## Work to be completed
Can you quote the records below in full, word for word?

———

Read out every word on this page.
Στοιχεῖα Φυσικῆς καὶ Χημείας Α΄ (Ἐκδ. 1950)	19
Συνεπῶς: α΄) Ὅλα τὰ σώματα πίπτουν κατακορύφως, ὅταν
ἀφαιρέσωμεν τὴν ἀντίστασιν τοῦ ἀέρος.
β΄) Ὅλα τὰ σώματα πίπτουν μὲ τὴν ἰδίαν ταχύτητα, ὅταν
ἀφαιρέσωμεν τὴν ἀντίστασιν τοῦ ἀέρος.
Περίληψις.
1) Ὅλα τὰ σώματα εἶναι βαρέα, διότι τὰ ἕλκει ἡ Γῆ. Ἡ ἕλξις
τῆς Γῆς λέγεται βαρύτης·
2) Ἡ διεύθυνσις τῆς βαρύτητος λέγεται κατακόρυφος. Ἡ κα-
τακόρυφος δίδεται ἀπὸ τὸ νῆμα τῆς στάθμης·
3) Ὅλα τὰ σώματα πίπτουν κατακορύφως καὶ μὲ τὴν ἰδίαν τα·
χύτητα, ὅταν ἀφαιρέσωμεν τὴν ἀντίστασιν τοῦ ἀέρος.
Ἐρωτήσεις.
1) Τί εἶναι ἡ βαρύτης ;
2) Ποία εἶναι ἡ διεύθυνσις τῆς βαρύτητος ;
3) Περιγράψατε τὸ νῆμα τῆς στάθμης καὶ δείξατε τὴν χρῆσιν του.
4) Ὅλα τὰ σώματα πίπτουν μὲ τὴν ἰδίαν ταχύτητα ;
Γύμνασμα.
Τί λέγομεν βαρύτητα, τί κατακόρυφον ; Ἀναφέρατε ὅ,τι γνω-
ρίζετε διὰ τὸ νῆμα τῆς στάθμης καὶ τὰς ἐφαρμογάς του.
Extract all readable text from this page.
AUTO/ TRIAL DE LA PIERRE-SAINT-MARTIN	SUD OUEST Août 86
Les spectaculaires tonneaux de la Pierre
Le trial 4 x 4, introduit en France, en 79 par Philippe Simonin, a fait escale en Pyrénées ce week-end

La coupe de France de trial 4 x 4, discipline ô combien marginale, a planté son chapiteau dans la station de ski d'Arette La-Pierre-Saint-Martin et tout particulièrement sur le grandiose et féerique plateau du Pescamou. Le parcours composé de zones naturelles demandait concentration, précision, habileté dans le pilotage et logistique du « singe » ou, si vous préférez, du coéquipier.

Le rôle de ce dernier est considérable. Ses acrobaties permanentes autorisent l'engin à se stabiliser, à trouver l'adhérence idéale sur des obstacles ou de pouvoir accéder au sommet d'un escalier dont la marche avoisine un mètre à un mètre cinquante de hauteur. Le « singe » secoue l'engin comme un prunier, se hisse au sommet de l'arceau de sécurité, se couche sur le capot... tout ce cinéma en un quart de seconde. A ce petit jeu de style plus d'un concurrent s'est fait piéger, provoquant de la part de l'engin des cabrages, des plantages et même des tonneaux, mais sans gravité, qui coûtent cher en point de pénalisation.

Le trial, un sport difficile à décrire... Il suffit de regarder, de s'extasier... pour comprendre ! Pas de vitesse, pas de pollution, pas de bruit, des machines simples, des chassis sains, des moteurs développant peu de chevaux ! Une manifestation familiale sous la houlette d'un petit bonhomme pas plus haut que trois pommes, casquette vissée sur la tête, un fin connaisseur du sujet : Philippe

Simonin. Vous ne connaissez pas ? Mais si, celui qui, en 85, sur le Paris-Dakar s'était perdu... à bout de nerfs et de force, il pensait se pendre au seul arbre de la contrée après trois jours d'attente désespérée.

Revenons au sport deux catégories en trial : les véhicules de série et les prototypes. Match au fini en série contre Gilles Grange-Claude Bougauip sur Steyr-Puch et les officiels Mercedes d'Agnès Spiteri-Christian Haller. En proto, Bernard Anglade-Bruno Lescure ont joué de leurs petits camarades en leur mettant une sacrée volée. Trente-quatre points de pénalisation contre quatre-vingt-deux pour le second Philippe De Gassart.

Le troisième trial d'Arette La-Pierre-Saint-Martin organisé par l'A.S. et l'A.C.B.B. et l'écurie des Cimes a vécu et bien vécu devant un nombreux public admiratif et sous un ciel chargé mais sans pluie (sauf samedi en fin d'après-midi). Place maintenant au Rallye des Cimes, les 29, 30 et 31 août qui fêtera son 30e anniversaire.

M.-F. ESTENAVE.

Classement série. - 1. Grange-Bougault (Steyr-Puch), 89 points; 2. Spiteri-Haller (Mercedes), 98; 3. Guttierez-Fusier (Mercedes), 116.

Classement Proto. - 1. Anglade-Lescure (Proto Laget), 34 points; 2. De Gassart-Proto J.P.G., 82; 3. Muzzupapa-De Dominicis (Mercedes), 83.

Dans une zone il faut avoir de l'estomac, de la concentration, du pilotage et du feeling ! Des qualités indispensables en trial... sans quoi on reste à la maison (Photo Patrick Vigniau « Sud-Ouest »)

———

## Exercise solution
Read out every word on this page.
Στοιχεῖα Φυσικῆς καὶ Χημείας Α΄ (Ἐκδ. 1950)	19
Συνεπῶς: α΄) Ὅλα τὰ σώματα πίπτουν κατακορύφως, ὅταν
ἀφαιρέσωμεν τὴν ἀντίστασιν τοῦ ἀέρος.
β΄) Ὅλα τὰ σώματα πίπτουν μὲ τὴν ἰδίαν ταχύτητα, ὅταν
ἀφαιρέσωμεν τὴν ἀντίστασιν τοῦ ἀέρος.
Περίληψις.
1) Ὅλα τὰ σώματα εἶναι βαρέα, διότι τὰ ἕλκει ἡ Γῆ. Ἡ ἕλξις
τῆς Γῆς λέγεται βαρύτης·
2) Ἡ διεύθυνσις τῆς βαρύτητος λέγεται κατακόρυφος. Ἡ κα-
τακόρυφος δίδεται ἀπὸ τὸ νῆμα τῆς στάθμης·
3) Ὅλα τὰ σώματα πίπτουν κατακορύφως καὶ μὲ τὴν ἰδίαν τα·
χύτητα, ὅταν ἀφαιρέσωμεν τὴν ἀντίστασιν τοῦ ἀέρος.
Ἐρωτήσεις.
1) Τί εἶναι ἡ βαρύτης ;
2) Ποία εἶναι ἡ διεύθυνσις τῆς βαρύτητος ;
3) Περιγράψατε τὸ νῆμα τῆς στάθμης καὶ δείξατε τὴν χρῆσιν του.
4) Ὅλα τὰ σώματα πίπτουν μὲ τὴν ἰδίαν ταχύτητα ;
Γύμνασμα.
Τί λέγομεν βαρύτητα, τί κατακόρυφον ; Ἀναφέρατε ὅ,τι γνω-
ρίζετε διὰ τὸ νῆμα τῆς στάθμης καὶ τὰς ἐφαρμογάς του.
Extract all readable text from this page.
AUTO/ TRIAL DE LA PIERRE-SAINT-MARTIN	SUD OUEST Août 86
Les spectaculaires tonneaux de la Pierre
Le trial 4 x 4, introduit en France, en 79 par Philippe Simonin, a fait escale en Pyrénées ce week-end

La coupe de France de trial 4 x 4, discipline ô combien marginale, a planté son chapiteau dans la station de ski d'Arette La-Pierre-Saint-Martin et tout particulièrement sur le grandiose et féerique plateau du Pescamou. Le parcours composé de zones naturelles demandait concentration, précision, habileté dans le pilotage et logistique du « singe » ou, si vous préférez, du coéquipier.

Le rôle de ce dernier est considérable. Ses acrobaties permanentes autorisent l'engin à se stabiliser, à trouver l'adhérence idéale sur des obstacles ou de pouvoir accéder au sommet d'un escalier dont la marche avoisine un mètre à un mètre cinquante de hauteur. Le « singe » secoue l'engin comme un prunier, se hisse au sommet de l'arceau de sécurité, se couche sur le capot... tout ce cinéma en un quart de seconde. A ce petit jeu de style plus d'un concurrent s'est fait piéger, provoquant de la part de l'engin des cabrages, des plantages et même des tonneaux, mais sans gravité, qui coûtent cher en point de pénalisation.

Le trial, un sport difficile à décrire... Il suffit de regarder, de s'extasier... pour comprendre ! Pas de vitesse, pas de pollution, pas de bruit, des machines simples, des chassis sains, des moteurs développant peu de chevaux ! Une manifestation familiale sous la houlette d'un petit bonhomme pas plus haut que trois pommes, casquette vissée sur la tête, un fin connaisseur du sujet : Philippe

Simonin. Vous ne connaissez pas ? Mais si, celui qui, en 85, sur le Paris-Dakar s'était perdu... à bout de nerfs et de force, il pensait se pendre au seul arbre de la contrée après trois jours d'attente désespérée.

Revenons au sport deux catégories en trial : les véhicules de série et les prototypes. Match au fini en série contre Gilles Grange-Claude Bougauip sur Steyr-Puch et les officiels Mercedes d'Agnès Spiteri-Christian Haller. En proto, Bernard Anglade-Bruno Lescure ont joué de leurs petits camarades en leur mettant une sacrée volée. Trente-quatre points de pénalisation contre quatre-vingt-deux pour le second Philippe De Gassart.

Le troisième trial d'Arette La-Pierre-Saint-Martin organisé par l'A.S. et l'A.C.B.B. et l'écurie des Cimes a vécu et bien vécu devant un nombreux public admiratif et sous un ciel chargé mais sans pluie (sauf samedi en fin d'après-midi). Place maintenant au Rallye des Cimes, les 29, 30 et 31 août qui fêtera son 30e anniversaire.

M.-F. ESTENAVE.

Classement série. - 1. Grange-Bougault (Steyr-Puch), 89 points; 2. Spiteri-Haller (Mercedes), 98; 3. Guttierez-Fusier (Mercedes), 116.

Classement Proto. - 1. Anglade-Lescure (Proto Laget), 34 points; 2. De Gassart-Proto J.P.G., 82; 3. Muzzupapa-De Dominicis (Mercedes), 83.

Dans une zone il faut avoir de l'estomac, de la concentration, du pilotage et du feeling ! Des qualités indispensables en trial... sans quoi on reste à la maison (Photo Patrick Vigniau « Sud-Ouest »)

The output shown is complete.